### Выбранный текст
____
Е.В. В России — а я прошёлся по различным слоям — если и есть радикальная сцена, то она связана с панком. Причём, не тем панком, который имитирует западные образцы типа "Тараканов" и "Наива", это, в первую очередь так называемый сибирский панк. Пусть не панк, назовём это явление экзистенциальным роком или сибирским гаражом.
Тот же Егор Летов — это яркий пример антисистемного и настоящего самобытного искусства, возник именно на русской панк-сцене, которая не выходила в СМИ, оставаясь андеграундом. Агрессия сегодня в искусстве обязательна. Мы живём в мире, где насилие над личностью ярко выражено. В Европе ты связан по рукам и ногам форматом, превращён в куклу. У нас же насилие открыто. Ты всем должен, ты живёшь в стране третьего мира…Причём, в этом списке она оказалось незаслуженно. На фоне потенциала, который есть у среднестатистического русского человека, это особенно обломно и обидно. В принципе страна героев втоптана в грязь.
А.С. В июле этого года исполнилось пятнадцать лет со дня ухода Сергея Курёхина.
Е.В. Курёхин очень рано умер. Он был один из немногочисленных людей в нашей рок-музыке, которые вели по-настоящему просветительскую деятельность. С его подачи люди узнали, что такое World Serpent, дарк-фолк, нойз и т.д.
____
### Записи набора
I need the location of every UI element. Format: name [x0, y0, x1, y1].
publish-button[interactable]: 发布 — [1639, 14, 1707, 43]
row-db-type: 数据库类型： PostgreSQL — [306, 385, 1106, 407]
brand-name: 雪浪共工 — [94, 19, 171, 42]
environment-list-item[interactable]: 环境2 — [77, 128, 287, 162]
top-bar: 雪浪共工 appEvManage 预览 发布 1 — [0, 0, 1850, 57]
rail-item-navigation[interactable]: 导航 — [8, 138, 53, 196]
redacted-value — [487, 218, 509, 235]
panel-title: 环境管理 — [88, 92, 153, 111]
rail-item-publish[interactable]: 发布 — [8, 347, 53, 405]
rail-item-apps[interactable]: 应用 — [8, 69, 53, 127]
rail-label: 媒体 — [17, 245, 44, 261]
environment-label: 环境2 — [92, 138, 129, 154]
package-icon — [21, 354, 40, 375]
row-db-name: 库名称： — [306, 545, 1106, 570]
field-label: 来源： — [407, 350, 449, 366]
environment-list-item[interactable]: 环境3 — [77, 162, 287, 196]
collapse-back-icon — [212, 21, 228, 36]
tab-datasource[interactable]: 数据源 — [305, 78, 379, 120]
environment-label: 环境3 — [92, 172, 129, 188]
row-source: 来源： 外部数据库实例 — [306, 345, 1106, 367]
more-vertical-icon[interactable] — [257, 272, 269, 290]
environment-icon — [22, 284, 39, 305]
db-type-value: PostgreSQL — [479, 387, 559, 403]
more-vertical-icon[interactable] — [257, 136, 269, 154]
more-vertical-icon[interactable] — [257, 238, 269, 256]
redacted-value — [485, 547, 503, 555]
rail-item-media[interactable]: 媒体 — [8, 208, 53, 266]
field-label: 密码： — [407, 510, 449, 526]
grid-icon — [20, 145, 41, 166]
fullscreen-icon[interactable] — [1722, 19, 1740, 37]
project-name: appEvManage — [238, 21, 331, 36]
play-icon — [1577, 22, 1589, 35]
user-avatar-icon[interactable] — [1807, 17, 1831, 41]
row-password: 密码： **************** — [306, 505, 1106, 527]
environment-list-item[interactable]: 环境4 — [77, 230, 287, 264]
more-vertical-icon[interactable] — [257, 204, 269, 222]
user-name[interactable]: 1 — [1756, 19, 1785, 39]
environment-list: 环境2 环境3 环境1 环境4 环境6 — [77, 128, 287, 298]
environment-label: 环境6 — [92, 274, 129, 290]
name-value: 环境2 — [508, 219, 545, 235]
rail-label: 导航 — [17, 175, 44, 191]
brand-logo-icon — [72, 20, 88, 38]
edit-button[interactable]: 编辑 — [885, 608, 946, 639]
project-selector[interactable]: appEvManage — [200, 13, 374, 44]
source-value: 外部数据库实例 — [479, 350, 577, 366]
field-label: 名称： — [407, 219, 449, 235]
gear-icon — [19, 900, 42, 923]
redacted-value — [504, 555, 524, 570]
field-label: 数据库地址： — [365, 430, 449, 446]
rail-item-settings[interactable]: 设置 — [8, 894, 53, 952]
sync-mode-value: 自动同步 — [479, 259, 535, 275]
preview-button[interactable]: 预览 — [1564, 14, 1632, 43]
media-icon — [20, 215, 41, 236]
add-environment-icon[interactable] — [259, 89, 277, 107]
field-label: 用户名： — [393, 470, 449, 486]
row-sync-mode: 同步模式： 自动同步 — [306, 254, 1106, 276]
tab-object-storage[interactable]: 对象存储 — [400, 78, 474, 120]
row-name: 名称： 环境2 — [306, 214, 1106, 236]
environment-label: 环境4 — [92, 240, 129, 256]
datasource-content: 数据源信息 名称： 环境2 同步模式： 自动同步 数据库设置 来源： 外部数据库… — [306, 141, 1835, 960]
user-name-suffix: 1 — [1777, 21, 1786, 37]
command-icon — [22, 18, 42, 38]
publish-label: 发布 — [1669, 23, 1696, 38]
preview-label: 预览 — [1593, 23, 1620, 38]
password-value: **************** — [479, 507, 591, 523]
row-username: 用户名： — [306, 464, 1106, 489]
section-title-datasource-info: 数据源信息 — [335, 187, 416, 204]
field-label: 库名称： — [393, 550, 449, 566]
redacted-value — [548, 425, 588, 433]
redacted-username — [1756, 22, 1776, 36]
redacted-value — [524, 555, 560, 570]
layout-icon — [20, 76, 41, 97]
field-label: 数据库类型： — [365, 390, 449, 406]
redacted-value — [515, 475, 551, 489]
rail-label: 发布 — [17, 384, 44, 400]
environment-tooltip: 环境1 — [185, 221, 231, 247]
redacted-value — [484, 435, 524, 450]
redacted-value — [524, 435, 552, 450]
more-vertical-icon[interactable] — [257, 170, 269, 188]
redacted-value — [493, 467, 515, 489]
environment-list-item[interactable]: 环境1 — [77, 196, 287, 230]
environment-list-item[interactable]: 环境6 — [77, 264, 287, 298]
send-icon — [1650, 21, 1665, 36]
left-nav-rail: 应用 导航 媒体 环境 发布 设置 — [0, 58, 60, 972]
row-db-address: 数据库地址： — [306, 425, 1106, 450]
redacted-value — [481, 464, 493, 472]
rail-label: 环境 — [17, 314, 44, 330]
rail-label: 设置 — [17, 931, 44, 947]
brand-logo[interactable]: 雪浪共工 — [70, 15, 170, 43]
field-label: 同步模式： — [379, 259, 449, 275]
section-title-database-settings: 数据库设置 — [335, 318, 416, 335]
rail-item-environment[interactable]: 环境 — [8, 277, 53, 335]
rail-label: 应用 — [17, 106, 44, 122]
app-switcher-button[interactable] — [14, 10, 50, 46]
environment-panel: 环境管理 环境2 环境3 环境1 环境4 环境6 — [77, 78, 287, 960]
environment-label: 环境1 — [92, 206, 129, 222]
____
### Задача A
Воспроизведи фрагмент интервью целиком, не меняя в нём ни слова.
### Задача B
Замени «environment-list-item» на «env-list-item» в записях начиная с первой строки и до строки с «environment-icon — [22, 284, 39, 305]» включительно. Всё остальное в этих строках сохрани без изменений и выведи только их.
Фрагмент интервью и записи никак не связаны между собой.

### Ожидаемый ответ A
Е.В. В России — а я прошёлся по различным слоям — если и есть радикальная сцена, то она связана с панком. Причём, не тем панком, который имитирует западные образцы типа "Тараканов" и "Наива", это, в первую очередь так называемый сибирский панк. Пусть не панк, назовём это явление экзистенциальным роком или сибирским гаражом.
Тот же Егор Летов — это яркий пример антисистемного и настоящего самобытного искусства, возник именно на русской панк-сцене, которая не выходила в СМИ, оставаясь андеграундом. Агрессия сегодня в искусстве обязательна. Мы живём в мире, где насилие над личностью ярко выражено. В Европе ты связан по рукам и ногам форматом, превращён в куклу. У нас же насилие открыто. Ты всем должен, ты живёшь в стране третьего мира…Причём, в этом списке она оказалось незаслуженно. На фоне потенциала, который есть у среднестатистического русского человека, это особенно обломно и обидно. В принципе страна героев втоптана в грязь.
А.С. В июле этого года исполнилось пятнадцать лет со дня ухода Сергея Курёхина.
Е.В. Курёхин очень рано умер. Он был один из немногочисленных людей в нашей рок-музыке, которые вели по-настоящему просветительскую деятельность. С его подачи люди узнали, что такое World Serpent, дарк-фолк, нойз и т.д.

### Ожидаемый ответ B
I need the location of every UI element. Format: name [x0, y0, x1, y1].
publish-button[interactable]: 发布 — [1639, 14, 1707, 43]
row-db-type: 数据库类型： PostgreSQL — [306, 385, 1106, 407]
brand-name: 雪浪共工 — [94, 19, 171, 42]
env-list-item[interactable]: 环境2 — [77, 128, 287, 162]
top-bar: 雪浪共工 appEvManage 预览 发布 1 — [0, 0, 1850, 57]
rail-item-navigation[interactable]: 导航 — [8, 138, 53, 196]
redacted-value — [487, 218, 509, 235]
panel-title: 环境管理 — [88, 92, 153, 111]
rail-item-publish[interactable]: 发布 — [8, 347, 53, 405]
rail-item-apps[interactable]: 应用 — [8, 69, 53, 127]
rail-label: 媒体 — [17, 245, 44, 261]
environment-label: 环境2 — [92, 138, 129, 154]
package-icon — [21, 354, 40, 375]
row-db-name: 库名称： — [306, 545, 1106, 570]
field-label: 来源： — [407, 350, 449, 366]
env-list-item[interactable]: 环境3 — [77, 162, 287, 196]
collapse-back-icon — [212, 21, 228, 36]
tab-datasource[interactable]: 数据源 — [305, 78, 379, 120]
environment-label: 环境3 — [92, 172, 129, 188]
row-source: 来源： 外部数据库实例 — [306, 345, 1106, 367]
more-vertical-icon[interactable] — [257, 272, 269, 290]
environment-icon — [22, 284, 39, 305]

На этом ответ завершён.